Task to carry out: Exactly as written, print each record in the listing.

[Stored data entries]

[Begin]

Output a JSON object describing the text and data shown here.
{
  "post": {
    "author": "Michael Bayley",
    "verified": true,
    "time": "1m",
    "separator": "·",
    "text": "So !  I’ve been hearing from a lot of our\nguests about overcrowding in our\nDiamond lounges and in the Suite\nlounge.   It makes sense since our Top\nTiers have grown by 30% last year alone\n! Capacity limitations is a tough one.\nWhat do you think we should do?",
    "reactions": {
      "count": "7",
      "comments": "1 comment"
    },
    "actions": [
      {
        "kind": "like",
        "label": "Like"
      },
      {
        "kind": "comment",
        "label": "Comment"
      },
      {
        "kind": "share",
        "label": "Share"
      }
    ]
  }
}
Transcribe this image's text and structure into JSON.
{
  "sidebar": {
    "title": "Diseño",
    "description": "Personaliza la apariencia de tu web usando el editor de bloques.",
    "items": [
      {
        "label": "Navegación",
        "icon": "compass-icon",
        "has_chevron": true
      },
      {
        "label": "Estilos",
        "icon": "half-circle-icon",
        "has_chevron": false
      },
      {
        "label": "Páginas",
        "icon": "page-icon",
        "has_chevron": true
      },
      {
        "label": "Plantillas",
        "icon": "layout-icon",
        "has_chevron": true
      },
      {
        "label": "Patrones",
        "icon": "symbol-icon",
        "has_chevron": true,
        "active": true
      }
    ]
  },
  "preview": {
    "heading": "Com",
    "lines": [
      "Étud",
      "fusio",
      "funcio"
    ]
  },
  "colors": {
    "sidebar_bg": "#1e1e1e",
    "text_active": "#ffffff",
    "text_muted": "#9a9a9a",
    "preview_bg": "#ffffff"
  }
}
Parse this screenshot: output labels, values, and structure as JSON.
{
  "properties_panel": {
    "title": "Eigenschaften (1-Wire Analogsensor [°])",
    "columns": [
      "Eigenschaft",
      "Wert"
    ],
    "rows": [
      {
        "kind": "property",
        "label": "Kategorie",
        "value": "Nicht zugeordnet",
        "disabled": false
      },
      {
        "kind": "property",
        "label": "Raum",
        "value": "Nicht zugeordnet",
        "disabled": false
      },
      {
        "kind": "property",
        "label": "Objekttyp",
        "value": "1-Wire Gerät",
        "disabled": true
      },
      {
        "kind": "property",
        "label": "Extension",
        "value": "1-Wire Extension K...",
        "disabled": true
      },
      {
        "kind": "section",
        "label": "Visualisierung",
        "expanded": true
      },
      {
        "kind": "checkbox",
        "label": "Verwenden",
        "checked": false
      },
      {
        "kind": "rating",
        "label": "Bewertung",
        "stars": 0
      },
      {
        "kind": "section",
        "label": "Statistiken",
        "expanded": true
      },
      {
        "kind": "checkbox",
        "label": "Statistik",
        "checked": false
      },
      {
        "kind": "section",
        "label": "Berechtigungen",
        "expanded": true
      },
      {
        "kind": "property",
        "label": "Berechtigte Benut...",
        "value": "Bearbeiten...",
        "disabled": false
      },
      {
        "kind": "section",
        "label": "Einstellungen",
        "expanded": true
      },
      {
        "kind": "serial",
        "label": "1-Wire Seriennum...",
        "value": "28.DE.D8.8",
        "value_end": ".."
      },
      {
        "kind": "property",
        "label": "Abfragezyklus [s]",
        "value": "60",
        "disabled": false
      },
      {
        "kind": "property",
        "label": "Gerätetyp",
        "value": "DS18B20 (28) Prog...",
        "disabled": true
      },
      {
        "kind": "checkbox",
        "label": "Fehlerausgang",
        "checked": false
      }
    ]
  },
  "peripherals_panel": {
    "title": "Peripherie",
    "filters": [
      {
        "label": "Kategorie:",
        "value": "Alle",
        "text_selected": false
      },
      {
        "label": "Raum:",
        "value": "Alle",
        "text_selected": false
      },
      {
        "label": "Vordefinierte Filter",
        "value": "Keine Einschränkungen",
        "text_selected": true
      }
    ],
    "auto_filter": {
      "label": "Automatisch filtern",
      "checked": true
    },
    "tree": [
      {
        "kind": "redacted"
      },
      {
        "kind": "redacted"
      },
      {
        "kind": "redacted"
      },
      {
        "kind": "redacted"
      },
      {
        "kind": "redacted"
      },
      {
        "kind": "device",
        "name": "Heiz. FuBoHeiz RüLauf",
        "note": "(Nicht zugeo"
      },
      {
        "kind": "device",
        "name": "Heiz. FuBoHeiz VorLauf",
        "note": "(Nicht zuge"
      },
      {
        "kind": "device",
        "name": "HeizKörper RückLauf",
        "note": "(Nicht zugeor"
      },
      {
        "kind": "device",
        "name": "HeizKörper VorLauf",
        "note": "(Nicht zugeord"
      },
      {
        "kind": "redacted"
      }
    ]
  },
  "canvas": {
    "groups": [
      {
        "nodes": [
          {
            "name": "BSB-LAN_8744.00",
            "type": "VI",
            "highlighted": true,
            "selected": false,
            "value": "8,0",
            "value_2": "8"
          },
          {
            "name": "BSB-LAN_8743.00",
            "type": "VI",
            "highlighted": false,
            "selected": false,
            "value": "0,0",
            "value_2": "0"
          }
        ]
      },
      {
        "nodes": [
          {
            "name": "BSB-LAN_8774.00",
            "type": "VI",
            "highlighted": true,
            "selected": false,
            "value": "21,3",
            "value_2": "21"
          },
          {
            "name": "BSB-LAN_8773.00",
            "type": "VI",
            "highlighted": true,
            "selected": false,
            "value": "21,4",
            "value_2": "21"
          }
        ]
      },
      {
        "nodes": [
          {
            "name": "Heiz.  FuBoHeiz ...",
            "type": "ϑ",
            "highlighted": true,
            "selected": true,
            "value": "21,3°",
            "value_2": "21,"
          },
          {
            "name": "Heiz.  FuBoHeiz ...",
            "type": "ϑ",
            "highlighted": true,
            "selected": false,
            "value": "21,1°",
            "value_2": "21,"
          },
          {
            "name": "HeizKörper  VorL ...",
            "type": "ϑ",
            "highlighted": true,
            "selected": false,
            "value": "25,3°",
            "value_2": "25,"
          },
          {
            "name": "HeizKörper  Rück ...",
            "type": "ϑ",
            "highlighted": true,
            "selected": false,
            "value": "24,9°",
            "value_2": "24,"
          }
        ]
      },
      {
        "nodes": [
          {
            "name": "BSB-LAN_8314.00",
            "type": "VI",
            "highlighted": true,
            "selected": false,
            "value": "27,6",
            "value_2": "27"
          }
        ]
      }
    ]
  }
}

[End]

Answer to the task:
Output a JSON object describing the text and data shown here.
{
  "post": {
    "author": "Michael Bayley",
    "verified": true,
    "time": "1m",
    "separator": "·",
    "text": "So !  I’ve been hearing from a lot of our\nguests about overcrowding in our\nDiamond lounges and in the Suite\nlounge.   It makes sense since our Top\nTiers have grown by 30% last year alone\n! Capacity limitations is a tough one.\nWhat do you think we should do?",
    "reactions": {
      "count": "7",
      "comments": "1 comment"
    },
    "actions": [
      {
        "kind": "like",
        "label": "Like"
      },
      {
        "kind": "comment",
        "label": "Comment"
      },
      {
        "kind": "share",
        "label": "Share"
      }
    ]
  }
}
Transcribe this image's text and structure into JSON.
{
  "sidebar": {
    "title": "Diseño",
    "description": "Personaliza la apariencia de tu web usando el editor de bloques.",
    "items": [
      {
        "label": "Navegación",
        "icon": "compass-icon",
        "has_chevron": true
      },
      {
        "label": "Estilos",
        "icon": "half-circle-icon",
        "has_chevron": false
      },
      {
        "label": "Páginas",
        "icon": "page-icon",
        "has_chevron": true
      },
      {
        "label": "Plantillas",
        "icon": "layout-icon",
        "has_chevron": true
      },
      {
        "label": "Patrones",
        "icon": "symbol-icon",
        "has_chevron": true,
        "active": true
      }
    ]
  },
  "preview": {
    "heading": "Com",
    "lines": [
      "Étud",
      "fusio",
      "funcio"
    ]
  },
  "colors": {
    "sidebar_bg": "#1e1e1e",
    "text_active": "#ffffff",
    "text_muted": "#9a9a9a",
    "preview_bg": "#ffffff"
  }
}
Parse this screenshot: output labels, values, and structure as JSON.
{
  "properties_panel": {
    "title": "Eigenschaften (1-Wire Analogsensor [°])",
    "columns": [
      "Eigenschaft",
      "Wert"
    ],
    "rows": [
      {
        "kind": "property",
        "label": "Kategorie",
        "value": "Nicht zugeordnet",
        "disabled": false
      },
      {
        "kind": "property",
        "label": "Raum",
        "value": "Nicht zugeordnet",
        "disabled": false
      },
      {
        "kind": "property",
        "label": "Objekttyp",
        "value": "1-Wire Gerät",
        "disabled": true
      },
      {
        "kind": "property",
        "label": "Extension",
        "value": "1-Wire Extension K...",
        "disabled": true
      },
      {
        "kind": "section",
        "label": "Visualisierung",
        "expanded": true
      },
      {
        "kind": "checkbox",
        "label": "Verwenden",
        "checked": false
      },
      {
        "kind": "rating",
        "label": "Bewertung",
        "stars": 0
      },
      {
        "kind": "section",
        "label": "Statistiken",
        "expanded": true
      },
      {
        "kind": "checkbox",
        "label": "Statistik",
        "checked": false
      },
      {
        "kind": "section",
        "label": "Berechtigungen",
        "expanded": true
      },
      {
        "kind": "property",
        "label": "Berechtigte Benut...",
        "value": "Bearbeiten...",
        "disabled": false
      },
      {
        "kind": "section",
        "label": "Einstellungen",
        "expanded": true
      },
      {
        "kind": "serial",
        "label": "1-Wire Seriennum...",
        "value": "28.DE.D8.8",
        "value_end": ".."
      },
      {
        "kind": "property",
        "label": "Abfragezyklus [s]",
        "value": "60",
        "disabled": false
      },
      {
        "kind": "property",
        "label": "Gerätetyp",
        "value": "DS18B20 (28) Prog...",
        "disabled": true
      },
      {
        "kind": "checkbox",
        "label": "Fehlerausgang",
        "checked": false
      }
    ]
  },
  "peripherals_panel": {
    "title": "Peripherie",
    "filters": [
      {
        "label": "Kategorie:",
        "value": "Alle",
        "text_selected": false
      },
      {
        "label": "Raum:",
        "value": "Alle",
        "text_selected": false
      },
      {
        "label": "Vordefinierte Filter",
        "value": "Keine Einschränkungen",
        "text_selected": true
      }
    ],
    "auto_filter": {
      "label": "Automatisch filtern",
      "checked": true
    },
    "tree": [
      {
        "kind": "redacted"
      },
      {
        "kind": "redacted"
      },
      {
        "kind": "redacted"
      },
      {
        "kind": "redacted"
      },
      {
        "kind": "redacted"
      },
      {
        "kind": "device",
        "name": "Heiz. FuBoHeiz RüLauf",
        "note": "(Nicht zugeo"
      },
      {
        "kind": "device",
        "name": "Heiz. FuBoHeiz VorLauf",
        "note": "(Nicht zuge"
      },
      {
        "kind": "device",
        "name": "HeizKörper RückLauf",
        "note": "(Nicht zugeor"
      },
      {
        "kind": "device",
        "name": "HeizKörper VorLauf",
        "note": "(Nicht zugeord"
      },
      {
        "kind": "redacted"
      }
    ]
  },
  "canvas": {
    "groups": [
      {
        "nodes": [
          {
            "name": "BSB-LAN_8744.00",
            "type": "VI",
            "highlighted": true,
            "selected": false,
            "value": "8,0",
            "value_2": "8"
          },
          {
            "name": "BSB-LAN_8743.00",
            "type": "VI",
            "highlighted": false,
            "selected": false,
            "value": "0,0",
            "value_2": "0"
          }
        ]
      },
      {
        "nodes": [
          {
            "name": "BSB-LAN_8774.00",
            "type": "VI",
            "highlighted": true,
            "selected": false,
            "value": "21,3",
            "value_2": "21"
          },
          {
            "name": "BSB-LAN_8773.00",
            "type": "VI",
            "highlighted": true,
            "selected": false,
            "value": "21,4",
            "value_2": "21"
          }
        ]
      },
      {
        "nodes": [
          {
            "name": "Heiz.  FuBoHeiz ...",
            "type": "ϑ",
            "highlighted": true,
            "selected": true,
            "value": "21,3°",
            "value_2": "21,"
          },
          {
            "name": "Heiz.  FuBoHeiz ...",
            "type": "ϑ",
            "highlighted": true,
            "selected": false,
            "value": "21,1°",
            "value_2": "21,"
          },
          {
            "name": "HeizKörper  VorL ...",
            "type": "ϑ",
            "highlighted": true,
            "selected": false,
            "value": "25,3°",
            "value_2": "25,"
          },
          {
            "name": "HeizKörper  Rück ...",
            "type": "ϑ",
            "highlighted": true,
            "selected": false,
            "value": "24,9°",
            "value_2": "24,"
          }
        ]
      },
      {
        "nodes": [
          {
            "name": "BSB-LAN_8314.00",
            "type": "VI",
            "highlighted": true,
            "selected": false,
            "value": "27,6",
            "value_2": "27"
          }
        ]
      }
    ]
  }
}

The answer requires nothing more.